SUPPLIED DATA start

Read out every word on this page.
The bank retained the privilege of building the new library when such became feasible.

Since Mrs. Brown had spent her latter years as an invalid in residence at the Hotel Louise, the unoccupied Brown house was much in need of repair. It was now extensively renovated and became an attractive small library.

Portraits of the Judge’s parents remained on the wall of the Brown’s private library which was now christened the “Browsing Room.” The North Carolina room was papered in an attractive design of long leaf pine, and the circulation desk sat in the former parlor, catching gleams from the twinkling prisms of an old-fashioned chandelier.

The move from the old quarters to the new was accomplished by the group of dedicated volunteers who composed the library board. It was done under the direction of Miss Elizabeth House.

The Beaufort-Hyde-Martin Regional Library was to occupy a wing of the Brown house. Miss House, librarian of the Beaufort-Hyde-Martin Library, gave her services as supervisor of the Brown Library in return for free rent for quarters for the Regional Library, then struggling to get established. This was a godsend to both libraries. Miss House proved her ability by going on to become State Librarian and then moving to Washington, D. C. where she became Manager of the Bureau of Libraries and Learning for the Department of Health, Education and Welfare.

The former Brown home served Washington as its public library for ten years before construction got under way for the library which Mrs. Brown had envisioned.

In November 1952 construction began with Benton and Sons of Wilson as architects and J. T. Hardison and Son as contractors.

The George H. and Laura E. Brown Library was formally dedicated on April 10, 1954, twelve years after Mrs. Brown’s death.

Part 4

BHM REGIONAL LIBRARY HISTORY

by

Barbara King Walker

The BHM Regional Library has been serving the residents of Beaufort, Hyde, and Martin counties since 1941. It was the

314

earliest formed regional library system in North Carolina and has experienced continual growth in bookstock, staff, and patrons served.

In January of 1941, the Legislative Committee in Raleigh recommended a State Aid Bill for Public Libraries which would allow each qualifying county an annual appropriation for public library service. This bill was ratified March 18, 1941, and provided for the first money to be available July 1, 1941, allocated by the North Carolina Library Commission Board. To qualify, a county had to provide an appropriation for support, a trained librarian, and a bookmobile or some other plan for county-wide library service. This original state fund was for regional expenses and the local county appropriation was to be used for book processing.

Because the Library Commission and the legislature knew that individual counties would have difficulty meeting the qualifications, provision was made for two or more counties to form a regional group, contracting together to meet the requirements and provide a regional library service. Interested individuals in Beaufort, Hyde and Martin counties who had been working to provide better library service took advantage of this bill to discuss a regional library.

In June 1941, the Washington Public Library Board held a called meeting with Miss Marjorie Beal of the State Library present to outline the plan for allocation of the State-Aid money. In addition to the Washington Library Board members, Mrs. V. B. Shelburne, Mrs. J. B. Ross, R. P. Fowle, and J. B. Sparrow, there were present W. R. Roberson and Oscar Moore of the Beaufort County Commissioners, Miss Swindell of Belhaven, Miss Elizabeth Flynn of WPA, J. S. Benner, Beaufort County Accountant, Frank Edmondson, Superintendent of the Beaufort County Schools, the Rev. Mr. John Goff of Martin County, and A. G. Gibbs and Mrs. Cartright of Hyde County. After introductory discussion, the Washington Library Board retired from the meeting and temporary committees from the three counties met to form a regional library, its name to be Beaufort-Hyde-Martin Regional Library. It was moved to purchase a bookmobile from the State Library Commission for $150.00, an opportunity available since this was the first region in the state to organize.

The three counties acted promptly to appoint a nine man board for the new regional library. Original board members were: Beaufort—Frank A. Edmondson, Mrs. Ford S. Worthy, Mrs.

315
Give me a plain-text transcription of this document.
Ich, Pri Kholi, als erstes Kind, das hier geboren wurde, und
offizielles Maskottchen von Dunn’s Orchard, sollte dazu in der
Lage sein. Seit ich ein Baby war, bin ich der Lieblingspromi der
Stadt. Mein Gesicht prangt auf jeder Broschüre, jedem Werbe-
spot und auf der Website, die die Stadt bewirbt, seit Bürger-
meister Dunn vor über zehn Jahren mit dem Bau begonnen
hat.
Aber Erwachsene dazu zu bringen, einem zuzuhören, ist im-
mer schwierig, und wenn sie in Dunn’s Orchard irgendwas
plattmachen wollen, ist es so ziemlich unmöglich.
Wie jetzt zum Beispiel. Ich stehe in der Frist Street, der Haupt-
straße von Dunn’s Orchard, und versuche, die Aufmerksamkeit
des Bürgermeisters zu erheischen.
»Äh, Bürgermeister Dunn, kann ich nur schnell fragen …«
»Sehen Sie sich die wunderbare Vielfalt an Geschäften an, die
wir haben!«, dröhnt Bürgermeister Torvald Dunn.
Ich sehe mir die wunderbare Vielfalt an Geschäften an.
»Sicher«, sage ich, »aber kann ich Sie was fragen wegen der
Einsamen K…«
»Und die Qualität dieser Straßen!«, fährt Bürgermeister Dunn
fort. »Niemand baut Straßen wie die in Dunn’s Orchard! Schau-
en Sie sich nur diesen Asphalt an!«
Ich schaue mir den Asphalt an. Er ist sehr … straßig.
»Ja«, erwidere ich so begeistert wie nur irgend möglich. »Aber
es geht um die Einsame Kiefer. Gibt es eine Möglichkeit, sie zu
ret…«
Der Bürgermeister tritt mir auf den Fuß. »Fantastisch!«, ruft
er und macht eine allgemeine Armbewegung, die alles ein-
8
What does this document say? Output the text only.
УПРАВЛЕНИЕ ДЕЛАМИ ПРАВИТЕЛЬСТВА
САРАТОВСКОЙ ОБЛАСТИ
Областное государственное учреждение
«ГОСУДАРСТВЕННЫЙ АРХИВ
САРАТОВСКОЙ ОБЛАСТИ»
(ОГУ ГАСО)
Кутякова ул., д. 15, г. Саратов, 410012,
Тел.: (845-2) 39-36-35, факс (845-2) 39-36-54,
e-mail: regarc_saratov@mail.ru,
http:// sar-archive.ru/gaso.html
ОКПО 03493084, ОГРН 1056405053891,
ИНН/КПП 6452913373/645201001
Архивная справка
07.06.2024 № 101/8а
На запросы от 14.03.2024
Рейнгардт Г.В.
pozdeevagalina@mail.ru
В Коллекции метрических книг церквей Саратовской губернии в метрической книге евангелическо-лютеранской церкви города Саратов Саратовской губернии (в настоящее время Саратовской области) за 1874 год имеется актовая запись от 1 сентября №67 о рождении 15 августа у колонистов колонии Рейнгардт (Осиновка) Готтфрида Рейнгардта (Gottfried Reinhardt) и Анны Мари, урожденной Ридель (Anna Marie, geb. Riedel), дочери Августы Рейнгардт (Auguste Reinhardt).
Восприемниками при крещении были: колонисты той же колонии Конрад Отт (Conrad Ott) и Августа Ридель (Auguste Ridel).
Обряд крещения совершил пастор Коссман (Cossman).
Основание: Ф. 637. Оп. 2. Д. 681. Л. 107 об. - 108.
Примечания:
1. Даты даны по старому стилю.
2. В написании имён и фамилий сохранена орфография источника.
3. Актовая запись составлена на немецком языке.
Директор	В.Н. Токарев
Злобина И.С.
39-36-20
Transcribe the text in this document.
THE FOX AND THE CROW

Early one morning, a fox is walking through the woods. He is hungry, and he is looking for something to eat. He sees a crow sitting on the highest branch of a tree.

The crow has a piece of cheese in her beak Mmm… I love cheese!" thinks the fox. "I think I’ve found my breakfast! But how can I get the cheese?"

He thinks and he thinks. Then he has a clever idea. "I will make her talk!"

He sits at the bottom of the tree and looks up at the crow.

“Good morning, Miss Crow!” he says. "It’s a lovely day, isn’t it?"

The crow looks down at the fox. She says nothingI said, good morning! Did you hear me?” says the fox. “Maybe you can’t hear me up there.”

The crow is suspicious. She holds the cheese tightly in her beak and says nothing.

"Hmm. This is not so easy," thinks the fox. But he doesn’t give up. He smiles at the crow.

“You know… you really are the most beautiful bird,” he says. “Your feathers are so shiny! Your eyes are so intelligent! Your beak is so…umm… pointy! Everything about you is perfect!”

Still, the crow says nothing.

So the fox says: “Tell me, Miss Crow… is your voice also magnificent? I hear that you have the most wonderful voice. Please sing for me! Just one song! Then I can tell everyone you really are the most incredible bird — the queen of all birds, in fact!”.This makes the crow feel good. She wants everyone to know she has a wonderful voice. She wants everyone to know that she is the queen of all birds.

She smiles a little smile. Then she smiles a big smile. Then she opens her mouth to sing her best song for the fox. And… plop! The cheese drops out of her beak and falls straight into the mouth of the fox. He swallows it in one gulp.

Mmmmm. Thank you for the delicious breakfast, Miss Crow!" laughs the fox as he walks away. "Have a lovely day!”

SUPPLIED DATA end

EXERCISE GOAL: Using the entries above, state how many lines include the word "Orchard", with no other words.

RESPONSE TO THIS TASK: 4